■ **Lines of data**:
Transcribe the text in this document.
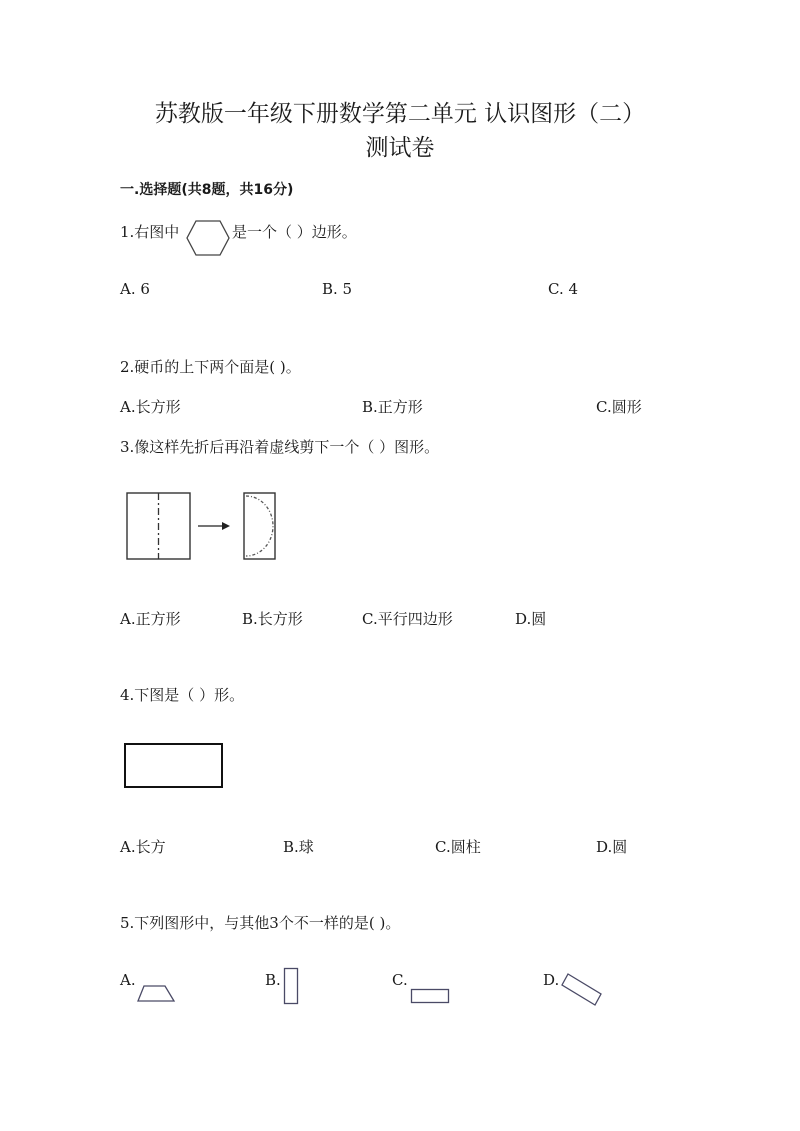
苏教版一年级下册数学第二单元 认识图形（二）
测试卷
一.选择题(共8题，共16分)
1.右图中	是一个（ ）边形。
A. 6	B. 5	C. 4
2.硬币的上下两个面是( )。
A.长方形	B.正方形	C.圆形
3.像这样先折后再沿着虚线剪下一个（ ）图形。
A.正方形	B.长方形	C.平行四边形	D.圆
4.下图是（ ）形。
A.长方	B.球	C.圆柱	D.圆
5.下列图形中，与其他3个不一样的是( )。
A.	B.	C.	D.
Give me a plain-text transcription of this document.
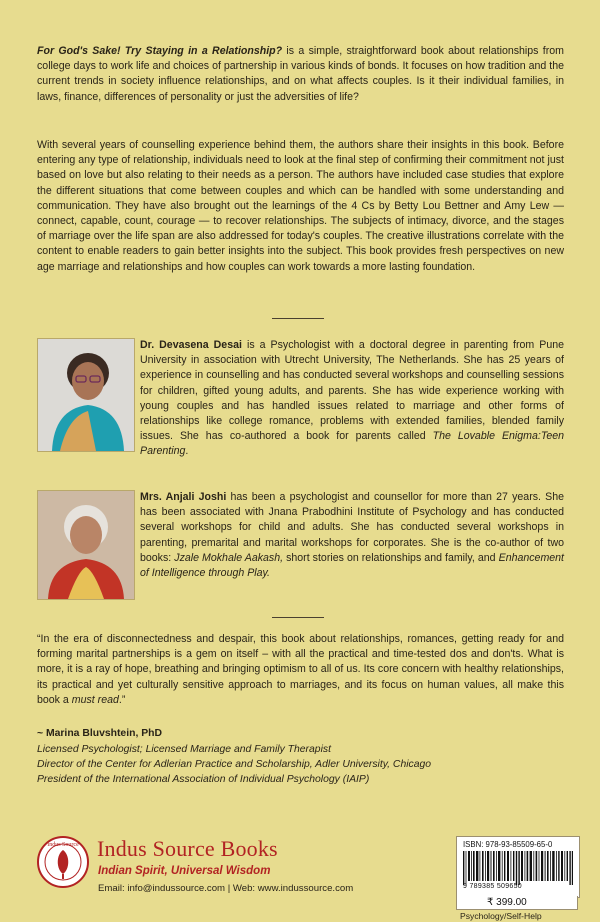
For God's Sake! Try Staying in a Relationship? is a simple, straightforward book about relationships from college days to work life and choices of partnership in various kinds of bonds. It focuses on how tradition and the current trends in society influence relationships, and on what affects couples. Is it their individual families, in laws, finance, differences of personality or just the adversities of life?

With several years of counselling experience behind them, the authors share their insights in this book. Before entering any type of relationship, individuals need to look at the final step of confirming their commitment not just based on love but also relating to their needs as a person. The authors have included case studies that explore the different situations that come between couples and which can be handled with some understanding and communication. They have also brought out the learnings of the 4 Cs by Betty Lou Bettner and Amy Lew — connect, capable, count, courage — to recover relationships. The subjects of intimacy, divorce, and the stages of marriage over the life span are also addressed for today's couples. The creative illustrations correlate with the content to enable readers to gain better insights into the subject. This book provides fresh perspectives on new age marriage and relationships and how couples can work towards a more lasting foundation.

Dr. Devasena Desai is a Psychologist with a doctoral degree in parenting from Pune University in association with Utrecht University, The Netherlands. She has 25 years of experience in counselling and has conducted several workshops and counselling sessions for children, gifted young adults, and parents. She has wide experience working with young couples and has handled issues related to marriage and other forms of relationships like college romance, problems with extended families, blended family issues. She has co-authored a book for parents called The Lovable Enigma:Teen Parenting.

Mrs. Anjali Joshi has been a psychologist and counsellor for more than 27 years. She has been associated with Jnana Prabodhini Institute of Psychology and has conducted several workshops for child and adults. She has conducted several workshops in parenting, premarital and marital workshops for corporates. She is the co-author of two books: Jzale Mokhale Aakash, short stories on relationships and family, and Enhancement of Intelligence through Play.

“In the era of disconnectedness and despair, this book about relationships, romances, getting ready for and forming marital partnerships is a gem on itself – with all the practical and time-tested dos and don'ts. What is more, it is a ray of hope, breathing and bringing optimism to all of us. Its core concern with healthy relationships, its practical and yet culturally sensitive approach to marriages, and its focus on human values, all make this book a must read.”

~ Marina Bluvshtein, PhD
Licensed Psychologist; Licensed Marriage and Family Therapist
Director of the Center for Adlerian Practice and Scholarship, Adler University, Chicago
President of the International Association of Individual Psychology (IAIP)
Indus Source Indus Source Books
Indian Spirit, Universal Wisdom
Email: info@indussource.com | Web: www.indussource.com
ISBN: 978-93-85509-65-0
9 789385 509650
₹ 399.00
Psychology/Self-Help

■ **Directions**: Extract each line holding the word "document" from the records.

■ **Solution to the exercise**:
Transcribe the text in this document.
Give me a plain-text transcription of this document.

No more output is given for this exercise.